## EXTRACT TO READ
An extremely intriguing post by Steve DeAngelis today:

The Importance of Willpower

….Aamodt and Wang assert that personal willpower (the ability to overcome the tension created between desire and common sense) is a zero sum game — use it and you lose it. That is, people who demonstrate willpower in one area have less of it to use in another.

“The brain’s store of willpower is depleted when people control their thoughts, feelings or impulses, or when they modify their behavior in pursuit of goals. Psychologist Roy Baumeister and others have found that people who successfully accomplish one task requiring self-control are less persistent on a second, seemingly unrelated task. In one pioneering study, some people were asked to eat radishes while others received freshly baked chocolate chip cookies before trying to solve an impossible puzzle. The radish-eaters abandoned the puzzle in eight minutes on average, working less than half as long as people who got cookies or those who were excused from eating radishes. Similarly, people who were asked to circle every ‘e’ on a page of text then showed less persistence in watching a video of an unchanging table and wall. Other activities that deplete willpower include resisting food or drink, suppressing emotional responses, restraining aggressive or sexual impulses, taking exams and trying to impress someone. Task persistence is also reduced when people are stressed or tired from exertion or lack of sleep.”

## CHALLENGES
1. Retype the part of the willpower passage that opens with the words containing "An extremely intriguing" and closes with "use in another.".
2. Using the willpower passage, explain why people who show willpower in one area have less of it for another.
3. Translate this sentence from the willpower passage into Spanish: "Task persistence is also reduced when people are stressed or tired from exertion or lack of sleep."

Element box records
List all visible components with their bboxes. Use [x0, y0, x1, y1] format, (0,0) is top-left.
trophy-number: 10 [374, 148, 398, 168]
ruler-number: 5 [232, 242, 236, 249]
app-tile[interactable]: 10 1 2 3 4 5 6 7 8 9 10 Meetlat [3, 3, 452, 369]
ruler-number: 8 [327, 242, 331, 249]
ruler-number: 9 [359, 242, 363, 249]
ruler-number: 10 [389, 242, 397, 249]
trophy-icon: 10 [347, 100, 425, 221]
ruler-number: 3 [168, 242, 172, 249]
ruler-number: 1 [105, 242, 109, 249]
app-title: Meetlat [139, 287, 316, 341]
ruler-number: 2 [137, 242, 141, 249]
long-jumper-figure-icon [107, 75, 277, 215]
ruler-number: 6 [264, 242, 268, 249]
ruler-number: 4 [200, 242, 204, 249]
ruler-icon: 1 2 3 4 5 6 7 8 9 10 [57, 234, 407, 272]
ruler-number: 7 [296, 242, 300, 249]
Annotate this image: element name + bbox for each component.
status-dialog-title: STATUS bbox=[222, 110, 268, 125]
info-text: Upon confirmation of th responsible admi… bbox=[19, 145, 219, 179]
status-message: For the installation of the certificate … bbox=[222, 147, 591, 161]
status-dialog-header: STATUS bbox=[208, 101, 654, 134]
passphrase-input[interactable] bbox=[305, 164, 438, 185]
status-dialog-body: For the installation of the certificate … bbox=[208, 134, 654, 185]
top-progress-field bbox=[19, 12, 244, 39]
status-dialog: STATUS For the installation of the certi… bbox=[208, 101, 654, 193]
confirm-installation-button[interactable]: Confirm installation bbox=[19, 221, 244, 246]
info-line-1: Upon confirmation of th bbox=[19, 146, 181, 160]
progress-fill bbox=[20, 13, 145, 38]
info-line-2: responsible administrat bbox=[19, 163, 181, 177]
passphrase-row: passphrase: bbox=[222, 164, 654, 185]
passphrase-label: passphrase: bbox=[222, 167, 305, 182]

## SOLUTIONS BELOW
1.
An extremely intriguing post by Steve DeAngelis today:

The Importance of Willpower

….Aamodt and Wang assert that personal willpower (the ability to overcome the tension created between desire and common sense) is a zero sum game — use it and you lose it. That is, people who demonstrate willpower in one area have less of it to use in another.

2. Willpower works as a zero sum game, so using it uses it up. The brain's store of willpower is depleted whenever people control their thoughts, feelings or impulses, or change their behavior to pursue goals. That leaves less for whatever comes next.

3. La persistencia en las tareas también se reduce cuando las personas están estresadas o cansadas por el esfuerzo o la falta de sueño.